Assignment: All of the records below need to be copied exactly.

(Items from a data source)
/---

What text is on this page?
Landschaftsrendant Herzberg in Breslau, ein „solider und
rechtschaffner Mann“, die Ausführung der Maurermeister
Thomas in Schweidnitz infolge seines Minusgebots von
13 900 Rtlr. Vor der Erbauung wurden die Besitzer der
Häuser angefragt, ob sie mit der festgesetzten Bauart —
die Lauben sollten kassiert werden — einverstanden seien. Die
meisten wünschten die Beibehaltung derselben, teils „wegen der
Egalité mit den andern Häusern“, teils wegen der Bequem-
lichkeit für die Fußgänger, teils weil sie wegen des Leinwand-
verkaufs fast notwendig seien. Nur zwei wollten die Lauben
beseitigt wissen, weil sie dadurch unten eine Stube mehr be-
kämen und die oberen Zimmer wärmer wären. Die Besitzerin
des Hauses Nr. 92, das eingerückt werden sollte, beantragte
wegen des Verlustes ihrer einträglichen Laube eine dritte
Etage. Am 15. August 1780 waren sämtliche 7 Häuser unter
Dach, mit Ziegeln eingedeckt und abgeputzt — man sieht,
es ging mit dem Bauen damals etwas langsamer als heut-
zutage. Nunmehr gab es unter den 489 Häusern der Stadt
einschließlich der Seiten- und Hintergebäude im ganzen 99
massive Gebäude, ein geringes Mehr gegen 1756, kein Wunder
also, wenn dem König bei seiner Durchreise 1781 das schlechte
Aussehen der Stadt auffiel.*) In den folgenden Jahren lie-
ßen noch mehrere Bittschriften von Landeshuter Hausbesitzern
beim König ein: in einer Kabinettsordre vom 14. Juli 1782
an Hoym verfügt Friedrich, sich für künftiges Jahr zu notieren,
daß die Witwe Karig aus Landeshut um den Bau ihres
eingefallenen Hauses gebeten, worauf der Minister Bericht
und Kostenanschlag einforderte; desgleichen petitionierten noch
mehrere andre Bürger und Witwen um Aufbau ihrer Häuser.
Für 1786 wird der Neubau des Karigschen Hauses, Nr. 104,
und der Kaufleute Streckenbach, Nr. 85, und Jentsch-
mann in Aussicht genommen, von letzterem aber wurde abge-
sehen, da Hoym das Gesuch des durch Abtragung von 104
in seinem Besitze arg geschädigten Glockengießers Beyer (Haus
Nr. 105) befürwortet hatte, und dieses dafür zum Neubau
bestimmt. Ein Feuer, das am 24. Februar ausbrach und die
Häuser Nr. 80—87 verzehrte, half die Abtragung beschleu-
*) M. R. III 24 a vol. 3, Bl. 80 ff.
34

\---

Final answer:
What text is on this page?
Landschaftsrendant Herzberg in Breslau, ein „solider und
rechtschaffner Mann“, die Ausführung der Maurermeister
Thomas in Schweidnitz infolge seines Minusgebots von
13 900 Rtlr. Vor der Erbauung wurden die Besitzer der
Häuser angefragt, ob sie mit der festgesetzten Bauart —
die Lauben sollten kassiert werden — einverstanden seien. Die
meisten wünschten die Beibehaltung derselben, teils „wegen der
Egalité mit den andern Häusern“, teils wegen der Bequem-
lichkeit für die Fußgänger, teils weil sie wegen des Leinwand-
verkaufs fast notwendig seien. Nur zwei wollten die Lauben
beseitigt wissen, weil sie dadurch unten eine Stube mehr be-
kämen und die oberen Zimmer wärmer wären. Die Besitzerin
des Hauses Nr. 92, das eingerückt werden sollte, beantragte
wegen des Verlustes ihrer einträglichen Laube eine dritte
Etage. Am 15. August 1780 waren sämtliche 7 Häuser unter
Dach, mit Ziegeln eingedeckt und abgeputzt — man sieht,
es ging mit dem Bauen damals etwas langsamer als heut-
zutage. Nunmehr gab es unter den 489 Häusern der Stadt
einschließlich der Seiten- und Hintergebäude im ganzen 99
massive Gebäude, ein geringes Mehr gegen 1756, kein Wunder
also, wenn dem König bei seiner Durchreise 1781 das schlechte
Aussehen der Stadt auffiel.*) In den folgenden Jahren lie-
ßen noch mehrere Bittschriften von Landeshuter Hausbesitzern
beim König ein: in einer Kabinettsordre vom 14. Juli 1782
an Hoym verfügt Friedrich, sich für künftiges Jahr zu notieren,
daß die Witwe Karig aus Landeshut um den Bau ihres
eingefallenen Hauses gebeten, worauf der Minister Bericht
und Kostenanschlag einforderte; desgleichen petitionierten noch
mehrere andre Bürger und Witwen um Aufbau ihrer Häuser.
Für 1786 wird der Neubau des Karigschen Hauses, Nr. 104,
und der Kaufleute Streckenbach, Nr. 85, und Jentsch-
mann in Aussicht genommen, von letzterem aber wurde abge-
sehen, da Hoym das Gesuch des durch Abtragung von 104
in seinem Besitze arg geschädigten Glockengießers Beyer (Haus
Nr. 105) befürwortet hatte, und dieses dafür zum Neubau
bestimmt. Ein Feuer, das am 24. Februar ausbrach und die
Häuser Nr. 80—87 verzehrte, half die Abtragung beschleu-
*) M. R. III 24 a vol. 3, Bl. 80 ff.
34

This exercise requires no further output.